• **Records from a data source**:

########################################

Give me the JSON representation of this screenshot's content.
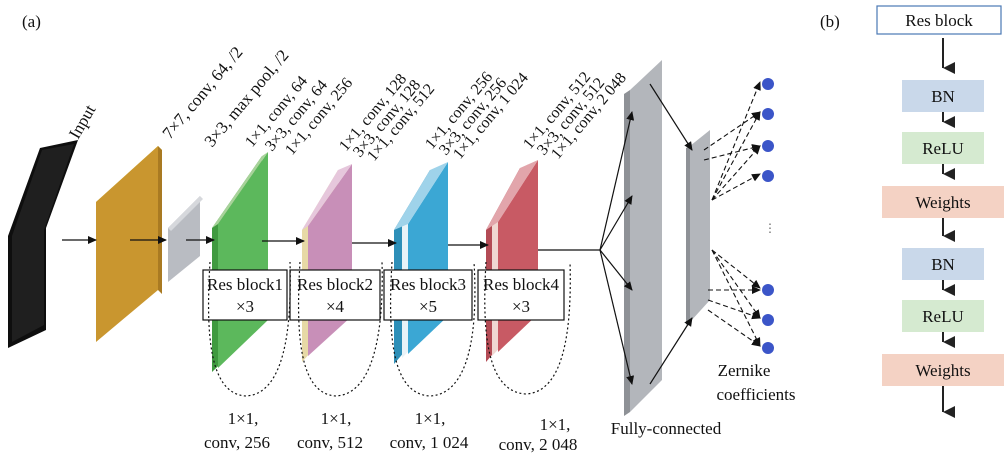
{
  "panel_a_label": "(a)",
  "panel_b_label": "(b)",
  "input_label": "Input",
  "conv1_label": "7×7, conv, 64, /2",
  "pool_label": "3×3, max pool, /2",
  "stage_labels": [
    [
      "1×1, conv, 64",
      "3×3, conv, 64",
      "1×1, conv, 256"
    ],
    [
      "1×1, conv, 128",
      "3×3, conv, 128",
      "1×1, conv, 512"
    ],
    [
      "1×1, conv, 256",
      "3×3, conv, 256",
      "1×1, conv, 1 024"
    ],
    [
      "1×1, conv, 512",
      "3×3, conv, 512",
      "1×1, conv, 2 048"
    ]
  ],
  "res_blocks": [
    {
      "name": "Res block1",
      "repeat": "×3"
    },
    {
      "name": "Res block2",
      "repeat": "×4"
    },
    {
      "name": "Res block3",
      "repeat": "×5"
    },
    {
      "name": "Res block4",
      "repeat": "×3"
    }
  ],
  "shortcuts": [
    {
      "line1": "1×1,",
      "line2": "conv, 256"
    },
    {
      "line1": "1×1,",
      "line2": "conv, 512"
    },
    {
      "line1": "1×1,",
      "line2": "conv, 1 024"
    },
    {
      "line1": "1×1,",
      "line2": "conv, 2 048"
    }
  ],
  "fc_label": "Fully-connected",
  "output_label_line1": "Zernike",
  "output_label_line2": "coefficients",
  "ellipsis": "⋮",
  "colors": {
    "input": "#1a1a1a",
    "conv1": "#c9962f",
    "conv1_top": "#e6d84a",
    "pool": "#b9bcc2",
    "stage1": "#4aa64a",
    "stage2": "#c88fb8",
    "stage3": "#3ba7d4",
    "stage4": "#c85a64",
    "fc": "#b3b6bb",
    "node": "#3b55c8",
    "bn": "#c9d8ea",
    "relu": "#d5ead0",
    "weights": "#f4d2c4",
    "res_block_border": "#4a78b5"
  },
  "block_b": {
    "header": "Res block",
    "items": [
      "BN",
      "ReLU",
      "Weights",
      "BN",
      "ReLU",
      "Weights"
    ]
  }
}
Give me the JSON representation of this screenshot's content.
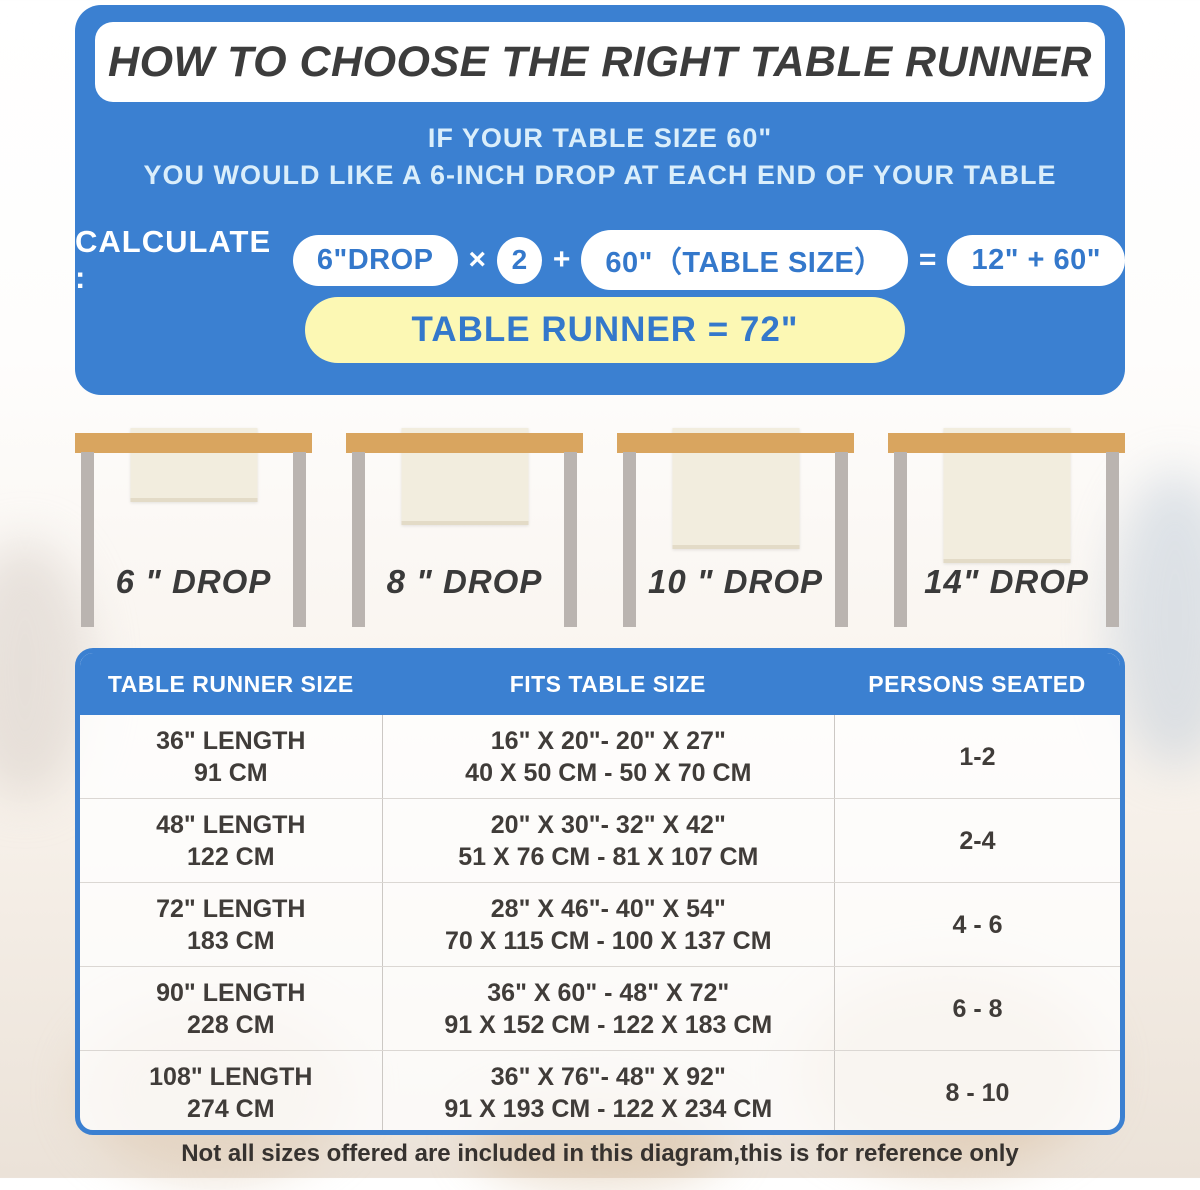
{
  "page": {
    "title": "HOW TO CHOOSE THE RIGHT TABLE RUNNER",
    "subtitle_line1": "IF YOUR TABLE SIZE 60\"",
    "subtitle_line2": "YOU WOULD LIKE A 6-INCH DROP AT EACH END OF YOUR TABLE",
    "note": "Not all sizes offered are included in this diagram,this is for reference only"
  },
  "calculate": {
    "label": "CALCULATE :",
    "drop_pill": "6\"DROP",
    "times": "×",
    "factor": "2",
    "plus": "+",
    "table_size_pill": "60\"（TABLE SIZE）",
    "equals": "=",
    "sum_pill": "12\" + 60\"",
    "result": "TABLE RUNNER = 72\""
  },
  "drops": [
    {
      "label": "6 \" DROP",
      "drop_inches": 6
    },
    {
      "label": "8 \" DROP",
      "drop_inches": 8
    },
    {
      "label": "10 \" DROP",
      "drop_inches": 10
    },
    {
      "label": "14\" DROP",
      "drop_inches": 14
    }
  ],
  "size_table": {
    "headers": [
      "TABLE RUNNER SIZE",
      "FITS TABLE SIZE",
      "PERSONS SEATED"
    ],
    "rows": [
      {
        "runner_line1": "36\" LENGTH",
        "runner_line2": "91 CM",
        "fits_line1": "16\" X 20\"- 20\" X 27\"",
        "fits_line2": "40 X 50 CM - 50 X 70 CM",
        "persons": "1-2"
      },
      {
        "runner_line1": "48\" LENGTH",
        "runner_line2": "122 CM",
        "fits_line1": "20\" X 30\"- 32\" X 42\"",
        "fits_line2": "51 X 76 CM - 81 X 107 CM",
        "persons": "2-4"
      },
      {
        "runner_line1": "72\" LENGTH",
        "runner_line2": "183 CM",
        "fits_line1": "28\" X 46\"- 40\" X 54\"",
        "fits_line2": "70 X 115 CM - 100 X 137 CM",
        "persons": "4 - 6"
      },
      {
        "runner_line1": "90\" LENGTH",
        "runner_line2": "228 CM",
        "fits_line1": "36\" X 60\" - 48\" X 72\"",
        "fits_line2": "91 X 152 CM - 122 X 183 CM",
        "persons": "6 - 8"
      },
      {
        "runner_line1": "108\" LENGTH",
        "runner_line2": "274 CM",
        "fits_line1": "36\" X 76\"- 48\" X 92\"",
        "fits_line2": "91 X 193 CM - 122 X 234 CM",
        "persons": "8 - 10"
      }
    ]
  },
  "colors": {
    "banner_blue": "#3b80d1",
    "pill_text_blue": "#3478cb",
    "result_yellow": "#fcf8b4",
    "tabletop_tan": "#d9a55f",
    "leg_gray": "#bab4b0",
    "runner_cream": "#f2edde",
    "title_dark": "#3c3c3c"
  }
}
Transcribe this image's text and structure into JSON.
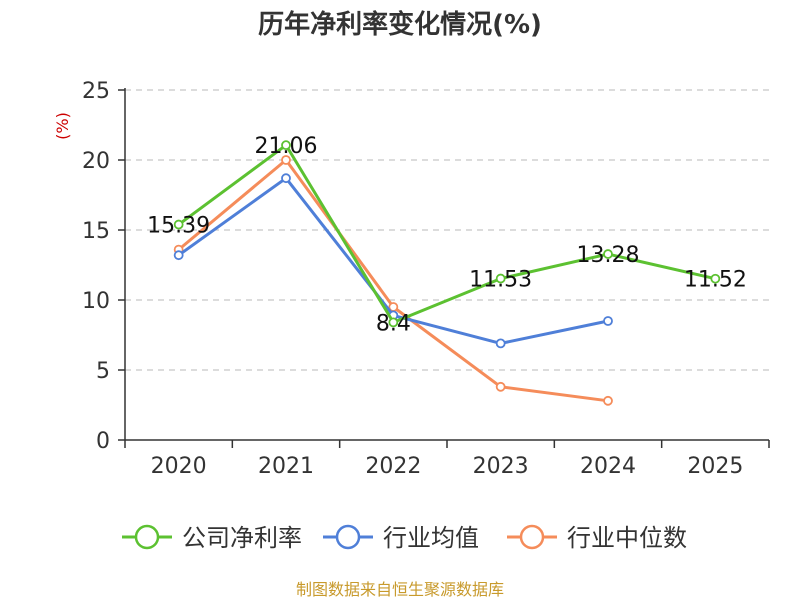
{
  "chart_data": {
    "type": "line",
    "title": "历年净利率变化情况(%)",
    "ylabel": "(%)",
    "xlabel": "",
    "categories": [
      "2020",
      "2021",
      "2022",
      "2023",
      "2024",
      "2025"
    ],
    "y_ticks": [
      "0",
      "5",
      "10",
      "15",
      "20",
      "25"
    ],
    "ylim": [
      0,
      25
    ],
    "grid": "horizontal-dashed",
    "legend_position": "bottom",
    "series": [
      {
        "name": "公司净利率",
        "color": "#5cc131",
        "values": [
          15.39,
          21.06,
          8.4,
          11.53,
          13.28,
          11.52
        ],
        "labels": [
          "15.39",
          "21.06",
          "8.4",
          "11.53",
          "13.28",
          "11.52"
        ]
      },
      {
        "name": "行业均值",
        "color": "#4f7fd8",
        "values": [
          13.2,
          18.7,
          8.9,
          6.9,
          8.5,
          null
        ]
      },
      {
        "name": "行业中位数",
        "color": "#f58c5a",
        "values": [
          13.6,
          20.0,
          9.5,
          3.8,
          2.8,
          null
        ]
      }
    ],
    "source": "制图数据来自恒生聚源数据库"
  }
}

########################################

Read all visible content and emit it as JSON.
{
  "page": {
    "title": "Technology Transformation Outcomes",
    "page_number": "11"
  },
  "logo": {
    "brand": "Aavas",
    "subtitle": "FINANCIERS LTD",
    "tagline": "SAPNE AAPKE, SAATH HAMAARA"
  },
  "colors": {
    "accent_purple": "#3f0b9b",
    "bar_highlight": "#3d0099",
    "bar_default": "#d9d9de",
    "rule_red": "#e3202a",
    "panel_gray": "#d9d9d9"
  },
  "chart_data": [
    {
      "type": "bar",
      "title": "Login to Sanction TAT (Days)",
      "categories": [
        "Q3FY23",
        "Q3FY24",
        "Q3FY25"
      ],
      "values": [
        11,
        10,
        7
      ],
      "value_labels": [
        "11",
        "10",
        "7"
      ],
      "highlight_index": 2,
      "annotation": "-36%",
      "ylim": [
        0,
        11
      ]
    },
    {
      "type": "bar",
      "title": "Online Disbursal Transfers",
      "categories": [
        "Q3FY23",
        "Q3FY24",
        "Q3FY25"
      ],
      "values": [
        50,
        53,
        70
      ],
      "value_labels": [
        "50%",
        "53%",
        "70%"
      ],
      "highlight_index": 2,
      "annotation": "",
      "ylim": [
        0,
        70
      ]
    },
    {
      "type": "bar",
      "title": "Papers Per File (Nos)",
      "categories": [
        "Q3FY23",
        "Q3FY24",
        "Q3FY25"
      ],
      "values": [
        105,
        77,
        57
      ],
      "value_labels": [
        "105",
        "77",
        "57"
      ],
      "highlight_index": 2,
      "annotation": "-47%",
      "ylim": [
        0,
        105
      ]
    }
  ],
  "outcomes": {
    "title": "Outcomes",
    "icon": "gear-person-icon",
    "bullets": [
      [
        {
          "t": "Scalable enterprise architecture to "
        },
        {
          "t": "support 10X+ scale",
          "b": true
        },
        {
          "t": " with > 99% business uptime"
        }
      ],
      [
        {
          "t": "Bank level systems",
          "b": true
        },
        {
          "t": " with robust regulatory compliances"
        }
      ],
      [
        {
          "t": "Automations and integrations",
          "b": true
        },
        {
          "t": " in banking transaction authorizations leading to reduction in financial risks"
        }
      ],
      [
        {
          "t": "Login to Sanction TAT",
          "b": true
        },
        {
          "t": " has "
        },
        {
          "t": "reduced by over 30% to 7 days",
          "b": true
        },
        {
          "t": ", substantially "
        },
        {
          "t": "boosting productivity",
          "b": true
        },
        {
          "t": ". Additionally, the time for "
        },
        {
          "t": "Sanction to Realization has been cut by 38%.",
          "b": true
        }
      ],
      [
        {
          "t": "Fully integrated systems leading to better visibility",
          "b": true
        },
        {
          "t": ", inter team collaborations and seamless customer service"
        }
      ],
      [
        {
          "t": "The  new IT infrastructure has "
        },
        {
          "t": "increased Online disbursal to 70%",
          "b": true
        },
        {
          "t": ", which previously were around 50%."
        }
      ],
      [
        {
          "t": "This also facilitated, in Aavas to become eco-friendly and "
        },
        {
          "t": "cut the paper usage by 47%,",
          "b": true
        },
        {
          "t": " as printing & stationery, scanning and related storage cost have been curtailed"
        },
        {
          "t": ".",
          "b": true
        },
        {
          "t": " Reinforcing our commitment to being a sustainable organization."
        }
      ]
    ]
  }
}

########################################

• **Directions for this task**: Pull out every line of the records above that contains the word "YOUR".

• **The output**:
    "subtitle_line1": "IF YOUR TABLE SIZE 60\"",
    "subtitle_line2": "YOU WOULD LIKE A 6-INCH DROP AT EACH END OF YOUR TABLE",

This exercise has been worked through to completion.